- [Required task]:
From the entries provided below, copy each line that contains the word "ylabel".
# Records for this exercise start
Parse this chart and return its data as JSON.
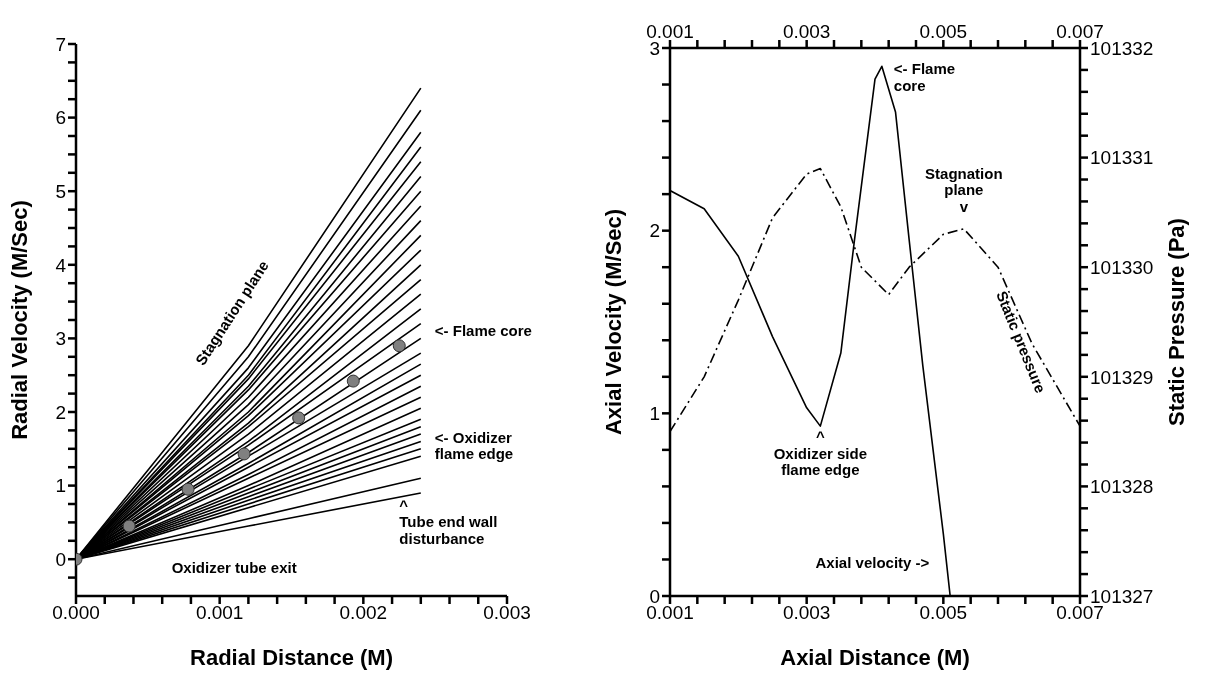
{
  "chart_data": [
    {
      "type": "line",
      "xlabel": "Radial Distance (M)",
      "ylabel": "Radial Velocity (M/Sec)",
      "xlim": [
        0,
        0.003
      ],
      "ylim": [
        -0.5,
        7
      ],
      "xticks": [
        {
          "value": 0,
          "label": "0.000"
        },
        {
          "value": 0.0002,
          "label": null
        },
        {
          "value": 0.0004,
          "label": null
        },
        {
          "value": 0.0006,
          "label": null
        },
        {
          "value": 0.0008,
          "label": null
        },
        {
          "value": 0.001,
          "label": "0.001"
        },
        {
          "value": 0.0012,
          "label": null
        },
        {
          "value": 0.0014,
          "label": null
        },
        {
          "value": 0.0016,
          "label": null
        },
        {
          "value": 0.0018,
          "label": null
        },
        {
          "value": 0.002,
          "label": "0.002"
        },
        {
          "value": 0.0022,
          "label": null
        },
        {
          "value": 0.0024,
          "label": null
        },
        {
          "value": 0.0026,
          "label": null
        },
        {
          "value": 0.0028,
          "label": null
        },
        {
          "value": 0.003,
          "label": "0.003"
        }
      ],
      "yticks": [
        {
          "value": -0.25,
          "label": null
        },
        0,
        {
          "value": 0.25,
          "label": null
        },
        {
          "value": 0.5,
          "label": null
        },
        {
          "value": 0.75,
          "label": null
        },
        1,
        {
          "value": 1.25,
          "label": null
        },
        {
          "value": 1.5,
          "label": null
        },
        {
          "value": 1.75,
          "label": null
        },
        2,
        {
          "value": 2.25,
          "label": null
        },
        {
          "value": 2.5,
          "label": null
        },
        {
          "value": 2.75,
          "label": null
        },
        3,
        {
          "value": 3.25,
          "label": null
        },
        {
          "value": 3.5,
          "label": null
        },
        {
          "value": 3.75,
          "label": null
        },
        4,
        {
          "value": 4.25,
          "label": null
        },
        {
          "value": 4.5,
          "label": null
        },
        {
          "value": 4.75,
          "label": null
        },
        5,
        {
          "value": 5.25,
          "label": null
        },
        {
          "value": 5.5,
          "label": null
        },
        {
          "value": 5.75,
          "label": null
        },
        6,
        {
          "value": 6.25,
          "label": null
        },
        {
          "value": 6.5,
          "label": null
        },
        {
          "value": 6.75,
          "label": null
        },
        7
      ],
      "marker": "none",
      "line_style": "solid",
      "x": [
        0,
        0.0012,
        0.0024
      ],
      "series": [
        {
          "color": "#000000",
          "values": [
            0,
            2.9,
            6.4
          ]
        },
        {
          "color": "#000000",
          "values": [
            0,
            2.75,
            6.1
          ]
        },
        {
          "color": "#000000",
          "values": [
            0,
            2.6,
            5.8
          ]
        },
        {
          "color": "#000000",
          "values": [
            0,
            2.5,
            5.6
          ]
        },
        {
          "color": "#000000",
          "values": [
            0,
            2.45,
            5.4
          ]
        },
        {
          "color": "#000000",
          "values": [
            0,
            2.35,
            5.2
          ]
        },
        {
          "color": "#000000",
          "values": [
            0,
            2.3,
            5.0
          ]
        },
        {
          "color": "#000000",
          "values": [
            0,
            2.2,
            4.8
          ]
        },
        {
          "color": "#000000",
          "values": [
            0,
            2.1,
            4.6
          ]
        },
        {
          "color": "#000000",
          "values": [
            0,
            2.0,
            4.4
          ]
        },
        {
          "color": "#000000",
          "values": [
            0,
            1.95,
            4.2
          ]
        },
        {
          "color": "#000000",
          "values": [
            0,
            1.85,
            4.0
          ]
        },
        {
          "color": "#000000",
          "values": [
            0,
            1.8,
            3.8
          ]
        },
        {
          "color": "#000000",
          "values": [
            0,
            1.7,
            3.6
          ]
        },
        {
          "color": "#000000",
          "values": [
            0,
            1.6,
            3.4
          ]
        },
        {
          "color": "#000000",
          "values": [
            0,
            1.55,
            3.2
          ]
        },
        {
          "color": "#000000",
          "values": [
            0,
            1.45,
            3.0
          ]
        },
        {
          "color": "#000000",
          "values": [
            0,
            1.4,
            2.8
          ]
        },
        {
          "color": "#000000",
          "values": [
            0,
            1.3,
            2.65
          ]
        },
        {
          "color": "#000000",
          "values": [
            0,
            1.25,
            2.5
          ]
        },
        {
          "color": "#000000",
          "values": [
            0,
            1.15,
            2.35
          ]
        },
        {
          "color": "#000000",
          "values": [
            0,
            1.1,
            2.2
          ]
        },
        {
          "color": "#000000",
          "values": [
            0,
            1.0,
            2.05
          ]
        },
        {
          "color": "#000000",
          "values": [
            0,
            0.95,
            1.9
          ]
        },
        {
          "color": "#000000",
          "values": [
            0,
            0.9,
            1.8
          ]
        },
        {
          "color": "#000000",
          "values": [
            0,
            0.85,
            1.7
          ]
        },
        {
          "color": "#000000",
          "values": [
            0,
            0.8,
            1.6
          ]
        },
        {
          "color": "#000000",
          "values": [
            0,
            0.75,
            1.5
          ]
        },
        {
          "color": "#000000",
          "values": [
            0,
            0.7,
            1.4
          ]
        },
        {
          "color": "#000000",
          "values": [
            0,
            0.55,
            1.1
          ]
        },
        {
          "color": "#000000",
          "values": [
            0,
            0.45,
            0.9
          ]
        },
        {
          "type": "scatter",
          "marker": "circle",
          "color": "#808080",
          "x": [
            0,
            0.00037,
            0.00078,
            0.00117,
            0.00155,
            0.00193,
            0.00225
          ],
          "values": [
            0,
            0.45,
            0.95,
            1.43,
            1.92,
            2.42,
            2.9
          ]
        }
      ],
      "annotations": [
        {
          "text": "Stagnation plane",
          "x": 0.0012,
          "y": 2.9
        },
        "<- Flame core",
        {
          "text": "<- Oxidizer\nflame edge",
          "x": 0.0024,
          "y": 1.65
        },
        {
          "text": "^\nTube end wall\ndisturbance",
          "x": 0.00232,
          "y": 0.85
        },
        "Oxidizer tube exit"
      ]
    },
    {
      "type": "line",
      "xlabel": "Axial Distance (M)",
      "ylabel": "Axial Velocity (M/Sec)",
      "y2label": "Static Pressure (Pa)",
      "xlim": [
        0.001,
        0.007
      ],
      "x2lim": [
        0.001,
        0.007
      ],
      "ylim": [
        0,
        3
      ],
      "y2lim": [
        101327,
        101332
      ],
      "xticks": [
        0.001,
        {
          "value": 0.0014,
          "label": null
        },
        {
          "value": 0.0018,
          "label": null
        },
        {
          "value": 0.0022,
          "label": null
        },
        {
          "value": 0.0026,
          "label": null
        },
        0.003,
        {
          "value": 0.0034,
          "label": null
        },
        {
          "value": 0.0038,
          "label": null
        },
        {
          "value": 0.0042,
          "label": null
        },
        {
          "value": 0.0046,
          "label": null
        },
        0.005,
        {
          "value": 0.0054,
          "label": null
        },
        {
          "value": 0.0058,
          "label": null
        },
        {
          "value": 0.0062,
          "label": null
        },
        {
          "value": 0.0066,
          "label": null
        },
        0.007
      ],
      "x2ticks": [
        0.001,
        {
          "value": 0.0014,
          "label": null
        },
        {
          "value": 0.0018,
          "label": null
        },
        {
          "value": 0.0022,
          "label": null
        },
        {
          "value": 0.0026,
          "label": null
        },
        0.003,
        {
          "value": 0.0034,
          "label": null
        },
        {
          "value": 0.0038,
          "label": null
        },
        {
          "value": 0.0042,
          "label": null
        },
        {
          "value": 0.0046,
          "label": null
        },
        0.005,
        {
          "value": 0.0054,
          "label": null
        },
        {
          "value": 0.0058,
          "label": null
        },
        {
          "value": 0.0062,
          "label": null
        },
        {
          "value": 0.0066,
          "label": null
        },
        0.007
      ],
      "yticks": [
        0,
        {
          "value": 0.2,
          "label": null
        },
        {
          "value": 0.4,
          "label": null
        },
        {
          "value": 0.6,
          "label": null
        },
        {
          "value": 0.8,
          "label": null
        },
        1,
        {
          "value": 1.2,
          "label": null
        },
        {
          "value": 1.4,
          "label": null
        },
        {
          "value": 1.6,
          "label": null
        },
        {
          "value": 1.8,
          "label": null
        },
        2,
        {
          "value": 2.2,
          "label": null
        },
        {
          "value": 2.4,
          "label": null
        },
        {
          "value": 2.6,
          "label": null
        },
        {
          "value": 2.8,
          "label": null
        },
        3
      ],
      "y2ticks": [
        101327,
        {
          "value": 101327.2,
          "label": null
        },
        {
          "value": 101327.4,
          "label": null
        },
        {
          "value": 101327.6,
          "label": null
        },
        {
          "value": 101327.8,
          "label": null
        },
        101328,
        {
          "value": 101328.2,
          "label": null
        },
        {
          "value": 101328.4,
          "label": null
        },
        {
          "value": 101328.6,
          "label": null
        },
        {
          "value": 101328.8,
          "label": null
        },
        101329,
        {
          "value": 101329.2,
          "label": null
        },
        {
          "value": 101329.4,
          "label": null
        },
        {
          "value": 101329.6,
          "label": null
        },
        {
          "value": 101329.8,
          "label": null
        },
        101330,
        {
          "value": 101330.2,
          "label": null
        },
        {
          "value": 101330.4,
          "label": null
        },
        {
          "value": 101330.6,
          "label": null
        },
        {
          "value": 101330.8,
          "label": null
        },
        101331,
        {
          "value": 101331.2,
          "label": null
        },
        {
          "value": 101331.4,
          "label": null
        },
        {
          "value": 101331.6,
          "label": null
        },
        {
          "value": 101331.8,
          "label": null
        },
        101332
      ],
      "marker": "none",
      "series": [
        {
          "name": "Axial velocity ->",
          "color": "#000000",
          "line_style": "solid",
          "x": [
            0.001,
            0.0015,
            0.002,
            0.0025,
            0.003,
            0.0032,
            0.0035,
            0.0037,
            0.004,
            0.0041,
            0.0043,
            0.0045,
            0.0047,
            0.005,
            0.0051
          ],
          "values": [
            2.22,
            2.12,
            1.86,
            1.42,
            1.03,
            0.93,
            1.33,
            1.95,
            2.83,
            2.9,
            2.65,
            1.95,
            1.26,
            0.34,
            0
          ]
        },
        {
          "name": "Static pressure",
          "color": "#000000",
          "line_style": "dashed",
          "axis": "y2",
          "x": [
            0.001,
            0.0015,
            0.002,
            0.0025,
            0.003,
            0.0032,
            0.0035,
            0.0038,
            0.0042,
            0.0045,
            0.005,
            0.0053,
            0.0058,
            0.0063,
            0.007
          ],
          "values": [
            101328.5,
            101329,
            101329.7,
            101330.45,
            101330.85,
            101330.9,
            101330.55,
            101330,
            101329.75,
            101330,
            101330.3,
            101330.35,
            101330,
            101329.3,
            101328.55
          ]
        }
      ],
      "annotations": [
        {
          "text": "<- Flame\ncore",
          "x": 0.0041,
          "y": 2.9
        },
        {
          "text": "Stagnation\nplane\nv",
          "x": 0.0053,
          "y": 2.0
        },
        {
          "text": "^\nOxidizer side\nflame edge",
          "x": 0.0032,
          "y": 0.93
        }
      ]
    }
  ]
}
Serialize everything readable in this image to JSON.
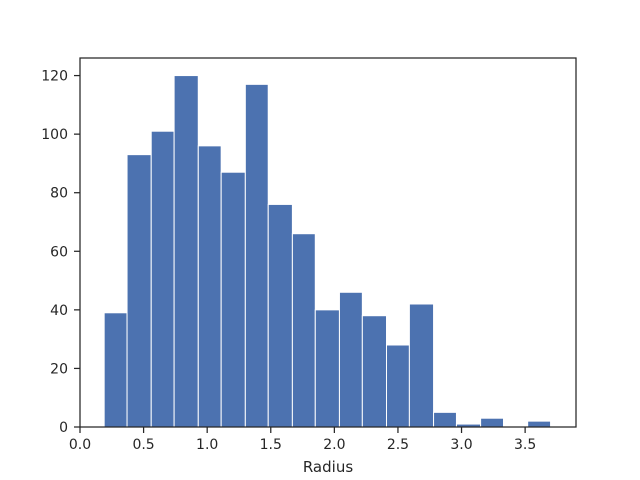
{
  "chart_data": {
    "type": "bar",
    "subtype": "histogram",
    "title": "",
    "xlabel": "Radius",
    "ylabel": "",
    "xlim": [
      0.0,
      3.9
    ],
    "ylim": [
      0,
      126
    ],
    "grid": false,
    "bar_color": "#4c72b0",
    "edge_color": "#ffffff",
    "x_ticks": [
      0.0,
      0.5,
      1.0,
      1.5,
      2.0,
      2.5,
      3.0,
      3.5
    ],
    "x_tick_labels": [
      "0.0",
      "0.5",
      "1.0",
      "1.5",
      "2.0",
      "2.5",
      "3.0",
      "3.5"
    ],
    "y_ticks": [
      0,
      20,
      40,
      60,
      80,
      100,
      120
    ],
    "y_tick_labels": [
      "0",
      "20",
      "40",
      "60",
      "80",
      "100",
      "120"
    ],
    "bins": [
      {
        "x0": 0.19,
        "x1": 0.37,
        "count": 39
      },
      {
        "x0": 0.37,
        "x1": 0.56,
        "count": 93
      },
      {
        "x0": 0.56,
        "x1": 0.74,
        "count": 101
      },
      {
        "x0": 0.74,
        "x1": 0.93,
        "count": 120
      },
      {
        "x0": 0.93,
        "x1": 1.11,
        "count": 96
      },
      {
        "x0": 1.11,
        "x1": 1.3,
        "count": 87
      },
      {
        "x0": 1.3,
        "x1": 1.48,
        "count": 117
      },
      {
        "x0": 1.48,
        "x1": 1.67,
        "count": 76
      },
      {
        "x0": 1.67,
        "x1": 1.85,
        "count": 66
      },
      {
        "x0": 1.85,
        "x1": 2.04,
        "count": 40
      },
      {
        "x0": 2.04,
        "x1": 2.22,
        "count": 46
      },
      {
        "x0": 2.22,
        "x1": 2.41,
        "count": 38
      },
      {
        "x0": 2.41,
        "x1": 2.59,
        "count": 28
      },
      {
        "x0": 2.59,
        "x1": 2.78,
        "count": 42
      },
      {
        "x0": 2.78,
        "x1": 2.96,
        "count": 5
      },
      {
        "x0": 2.96,
        "x1": 3.15,
        "count": 1
      },
      {
        "x0": 3.15,
        "x1": 3.33,
        "count": 3
      },
      {
        "x0": 3.33,
        "x1": 3.52,
        "count": 0
      },
      {
        "x0": 3.52,
        "x1": 3.7,
        "count": 2
      }
    ]
  }
}
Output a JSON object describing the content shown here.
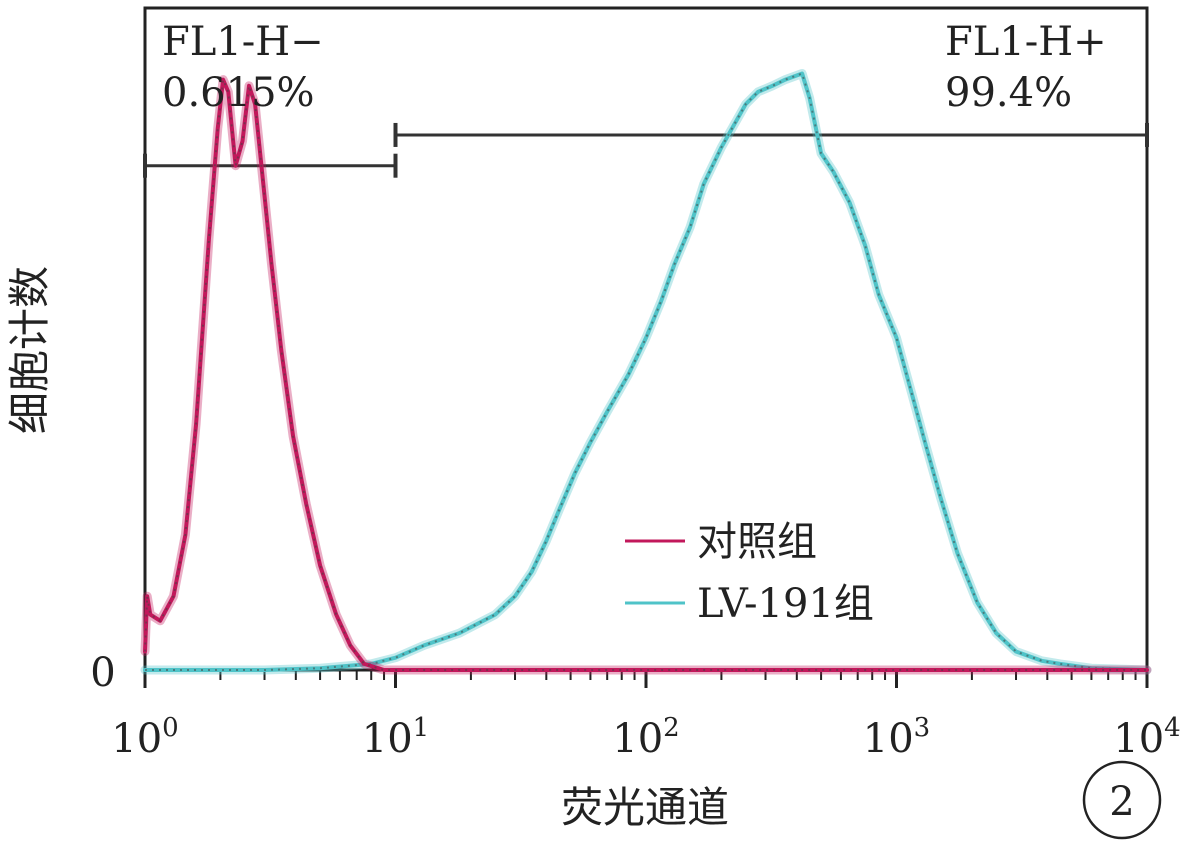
# Records for this exercise end
- [Solution]:
      "ylabel": "Radial Velocity (M/Sec)",
      "ylabel": "Axial Velocity (M/Sec)",
    "ylabel": "",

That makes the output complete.